# [DATA ROWS]
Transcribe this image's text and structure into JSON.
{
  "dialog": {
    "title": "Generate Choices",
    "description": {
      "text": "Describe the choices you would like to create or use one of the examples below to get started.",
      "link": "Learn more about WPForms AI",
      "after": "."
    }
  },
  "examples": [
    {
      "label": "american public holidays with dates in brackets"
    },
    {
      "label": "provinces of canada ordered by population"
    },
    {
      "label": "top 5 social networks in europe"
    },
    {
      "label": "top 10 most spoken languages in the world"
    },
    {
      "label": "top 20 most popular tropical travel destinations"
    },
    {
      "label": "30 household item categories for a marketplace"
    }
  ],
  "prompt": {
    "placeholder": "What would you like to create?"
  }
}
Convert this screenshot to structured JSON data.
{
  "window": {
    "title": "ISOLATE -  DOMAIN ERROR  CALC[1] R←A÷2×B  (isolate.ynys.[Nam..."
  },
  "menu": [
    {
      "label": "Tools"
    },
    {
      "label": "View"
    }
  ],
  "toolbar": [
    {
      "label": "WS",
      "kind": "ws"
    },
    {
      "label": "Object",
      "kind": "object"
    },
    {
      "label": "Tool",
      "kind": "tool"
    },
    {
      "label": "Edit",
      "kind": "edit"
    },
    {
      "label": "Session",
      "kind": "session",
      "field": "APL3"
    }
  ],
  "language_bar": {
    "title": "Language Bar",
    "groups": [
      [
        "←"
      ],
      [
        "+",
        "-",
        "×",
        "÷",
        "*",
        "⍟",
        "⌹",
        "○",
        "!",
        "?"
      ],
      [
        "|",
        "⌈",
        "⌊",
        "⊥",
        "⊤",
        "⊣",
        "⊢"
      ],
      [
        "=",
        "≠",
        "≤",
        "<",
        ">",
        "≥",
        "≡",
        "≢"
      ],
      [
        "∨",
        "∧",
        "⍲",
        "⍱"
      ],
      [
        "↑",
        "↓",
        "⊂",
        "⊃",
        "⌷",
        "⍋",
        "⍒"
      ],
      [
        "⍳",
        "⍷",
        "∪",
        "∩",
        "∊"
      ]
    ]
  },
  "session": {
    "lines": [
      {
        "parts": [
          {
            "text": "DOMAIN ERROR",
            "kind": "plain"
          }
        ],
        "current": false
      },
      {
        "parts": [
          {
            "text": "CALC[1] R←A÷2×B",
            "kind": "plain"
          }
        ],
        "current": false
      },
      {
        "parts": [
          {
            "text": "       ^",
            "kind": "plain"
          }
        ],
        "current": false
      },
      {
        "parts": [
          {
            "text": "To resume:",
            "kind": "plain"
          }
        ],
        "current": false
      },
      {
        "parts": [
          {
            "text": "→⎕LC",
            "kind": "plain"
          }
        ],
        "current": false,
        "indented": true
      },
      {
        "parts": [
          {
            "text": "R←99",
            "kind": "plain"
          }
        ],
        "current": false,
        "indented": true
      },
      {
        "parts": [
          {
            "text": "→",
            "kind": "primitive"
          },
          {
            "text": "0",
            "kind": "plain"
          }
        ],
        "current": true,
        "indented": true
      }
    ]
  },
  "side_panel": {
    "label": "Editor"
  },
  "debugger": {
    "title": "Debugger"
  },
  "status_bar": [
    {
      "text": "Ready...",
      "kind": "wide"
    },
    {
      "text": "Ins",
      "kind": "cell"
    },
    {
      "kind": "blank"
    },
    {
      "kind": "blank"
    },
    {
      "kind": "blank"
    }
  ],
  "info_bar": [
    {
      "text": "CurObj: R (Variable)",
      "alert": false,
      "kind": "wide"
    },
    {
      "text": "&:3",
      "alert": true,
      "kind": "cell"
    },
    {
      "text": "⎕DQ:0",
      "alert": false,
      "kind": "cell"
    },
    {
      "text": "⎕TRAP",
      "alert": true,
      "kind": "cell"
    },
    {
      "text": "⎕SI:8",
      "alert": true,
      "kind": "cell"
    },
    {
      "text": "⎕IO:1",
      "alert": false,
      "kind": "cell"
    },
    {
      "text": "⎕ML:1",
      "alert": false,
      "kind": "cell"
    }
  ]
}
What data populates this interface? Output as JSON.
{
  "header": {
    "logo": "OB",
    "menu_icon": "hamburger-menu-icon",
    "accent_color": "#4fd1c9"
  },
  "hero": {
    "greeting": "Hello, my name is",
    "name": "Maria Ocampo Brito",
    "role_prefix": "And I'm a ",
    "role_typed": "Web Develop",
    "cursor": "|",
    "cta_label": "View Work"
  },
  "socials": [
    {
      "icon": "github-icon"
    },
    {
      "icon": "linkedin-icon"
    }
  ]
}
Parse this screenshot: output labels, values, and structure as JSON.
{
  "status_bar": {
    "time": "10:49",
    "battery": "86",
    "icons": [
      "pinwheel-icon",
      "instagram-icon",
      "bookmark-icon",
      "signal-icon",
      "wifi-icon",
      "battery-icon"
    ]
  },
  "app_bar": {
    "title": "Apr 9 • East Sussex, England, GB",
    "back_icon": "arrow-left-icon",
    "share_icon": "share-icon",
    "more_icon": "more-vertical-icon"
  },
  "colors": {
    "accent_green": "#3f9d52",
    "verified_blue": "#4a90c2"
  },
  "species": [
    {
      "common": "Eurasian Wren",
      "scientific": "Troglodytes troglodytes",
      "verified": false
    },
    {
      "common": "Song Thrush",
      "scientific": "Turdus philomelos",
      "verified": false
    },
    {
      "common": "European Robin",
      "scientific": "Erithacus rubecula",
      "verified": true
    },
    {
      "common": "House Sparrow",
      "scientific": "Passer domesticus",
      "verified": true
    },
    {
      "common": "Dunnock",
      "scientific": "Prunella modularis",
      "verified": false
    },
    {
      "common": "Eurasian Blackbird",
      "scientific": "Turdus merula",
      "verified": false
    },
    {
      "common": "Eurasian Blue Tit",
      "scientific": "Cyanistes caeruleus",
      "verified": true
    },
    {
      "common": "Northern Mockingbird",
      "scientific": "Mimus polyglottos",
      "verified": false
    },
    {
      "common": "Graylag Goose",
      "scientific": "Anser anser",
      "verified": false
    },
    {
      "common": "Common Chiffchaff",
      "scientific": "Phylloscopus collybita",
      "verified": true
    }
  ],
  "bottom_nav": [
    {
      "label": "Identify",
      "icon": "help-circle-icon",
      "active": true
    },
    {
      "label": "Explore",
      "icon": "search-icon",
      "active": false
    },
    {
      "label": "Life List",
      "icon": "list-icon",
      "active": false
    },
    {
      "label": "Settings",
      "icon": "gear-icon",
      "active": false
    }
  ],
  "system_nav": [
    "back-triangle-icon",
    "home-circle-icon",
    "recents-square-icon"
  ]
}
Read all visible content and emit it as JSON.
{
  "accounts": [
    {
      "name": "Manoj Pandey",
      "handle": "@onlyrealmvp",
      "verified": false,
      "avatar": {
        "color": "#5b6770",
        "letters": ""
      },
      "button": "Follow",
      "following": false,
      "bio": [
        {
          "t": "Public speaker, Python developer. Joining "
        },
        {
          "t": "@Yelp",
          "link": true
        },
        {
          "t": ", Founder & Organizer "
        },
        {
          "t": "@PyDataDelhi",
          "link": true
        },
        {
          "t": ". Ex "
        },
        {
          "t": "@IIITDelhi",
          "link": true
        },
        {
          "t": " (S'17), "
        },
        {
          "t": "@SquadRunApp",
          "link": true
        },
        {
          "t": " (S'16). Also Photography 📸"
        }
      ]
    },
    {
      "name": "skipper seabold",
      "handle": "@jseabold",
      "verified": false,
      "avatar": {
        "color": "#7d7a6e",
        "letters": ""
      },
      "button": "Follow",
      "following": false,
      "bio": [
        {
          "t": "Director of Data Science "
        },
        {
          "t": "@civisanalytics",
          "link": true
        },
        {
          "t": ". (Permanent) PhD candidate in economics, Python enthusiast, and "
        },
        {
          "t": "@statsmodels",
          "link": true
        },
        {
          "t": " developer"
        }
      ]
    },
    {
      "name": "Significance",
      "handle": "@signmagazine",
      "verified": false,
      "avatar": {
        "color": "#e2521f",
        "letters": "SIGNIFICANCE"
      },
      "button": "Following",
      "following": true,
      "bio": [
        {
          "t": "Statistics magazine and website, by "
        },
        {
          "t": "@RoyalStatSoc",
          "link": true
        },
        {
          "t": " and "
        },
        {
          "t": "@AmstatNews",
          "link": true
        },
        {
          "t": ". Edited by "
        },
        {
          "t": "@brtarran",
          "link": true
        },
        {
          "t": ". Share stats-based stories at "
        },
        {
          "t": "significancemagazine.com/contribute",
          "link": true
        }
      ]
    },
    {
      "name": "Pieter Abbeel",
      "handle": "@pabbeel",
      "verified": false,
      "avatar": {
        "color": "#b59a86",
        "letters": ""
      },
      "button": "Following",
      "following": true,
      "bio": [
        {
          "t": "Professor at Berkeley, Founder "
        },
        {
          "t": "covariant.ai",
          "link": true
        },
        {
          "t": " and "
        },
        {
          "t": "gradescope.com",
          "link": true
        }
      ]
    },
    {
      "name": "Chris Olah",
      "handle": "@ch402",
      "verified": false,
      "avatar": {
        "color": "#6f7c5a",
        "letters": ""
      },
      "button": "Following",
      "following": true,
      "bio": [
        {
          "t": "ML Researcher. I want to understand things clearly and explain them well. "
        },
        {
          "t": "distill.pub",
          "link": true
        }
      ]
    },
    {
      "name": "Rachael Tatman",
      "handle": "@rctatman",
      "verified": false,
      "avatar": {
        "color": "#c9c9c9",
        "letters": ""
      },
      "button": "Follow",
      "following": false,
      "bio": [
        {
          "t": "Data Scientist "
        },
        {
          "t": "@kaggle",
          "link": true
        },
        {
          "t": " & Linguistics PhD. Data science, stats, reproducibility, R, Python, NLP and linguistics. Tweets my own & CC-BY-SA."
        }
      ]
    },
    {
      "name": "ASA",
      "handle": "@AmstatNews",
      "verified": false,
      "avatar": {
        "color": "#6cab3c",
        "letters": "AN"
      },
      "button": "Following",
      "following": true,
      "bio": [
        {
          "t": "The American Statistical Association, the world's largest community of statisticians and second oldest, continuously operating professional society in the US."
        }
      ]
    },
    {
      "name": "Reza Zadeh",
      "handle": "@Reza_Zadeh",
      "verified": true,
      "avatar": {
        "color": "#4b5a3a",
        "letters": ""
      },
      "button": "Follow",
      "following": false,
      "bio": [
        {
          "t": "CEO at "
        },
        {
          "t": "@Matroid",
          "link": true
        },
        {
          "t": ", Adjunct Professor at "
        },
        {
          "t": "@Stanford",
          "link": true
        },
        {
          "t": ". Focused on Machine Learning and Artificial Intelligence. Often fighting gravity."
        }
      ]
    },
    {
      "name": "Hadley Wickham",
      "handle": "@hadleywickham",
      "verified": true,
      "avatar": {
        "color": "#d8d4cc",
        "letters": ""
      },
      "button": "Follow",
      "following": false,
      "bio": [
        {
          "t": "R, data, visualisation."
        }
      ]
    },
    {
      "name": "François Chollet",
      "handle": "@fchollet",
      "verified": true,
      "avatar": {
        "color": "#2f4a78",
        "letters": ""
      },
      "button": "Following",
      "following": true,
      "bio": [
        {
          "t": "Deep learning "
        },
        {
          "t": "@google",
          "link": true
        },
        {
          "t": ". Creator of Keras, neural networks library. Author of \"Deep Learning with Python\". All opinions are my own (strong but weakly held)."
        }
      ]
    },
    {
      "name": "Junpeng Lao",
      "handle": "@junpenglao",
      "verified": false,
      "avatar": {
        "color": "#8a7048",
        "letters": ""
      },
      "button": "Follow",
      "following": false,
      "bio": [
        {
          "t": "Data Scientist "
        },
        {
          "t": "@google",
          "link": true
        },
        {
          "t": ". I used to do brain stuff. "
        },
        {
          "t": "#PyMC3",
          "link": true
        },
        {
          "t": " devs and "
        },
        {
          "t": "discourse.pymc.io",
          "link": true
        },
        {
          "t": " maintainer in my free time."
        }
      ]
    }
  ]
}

# [PROBLEM DETAILS]
Read through the lines above and collect those that contain the string "JSON".

# [ANSWER BELOW]
Transcribe this image's text and structure into JSON.
Convert this screenshot to structured JSON data.
What data populates this interface? Output as JSON.
Parse this screenshot: output labels, values, and structure as JSON.
Read all visible content and emit it as JSON.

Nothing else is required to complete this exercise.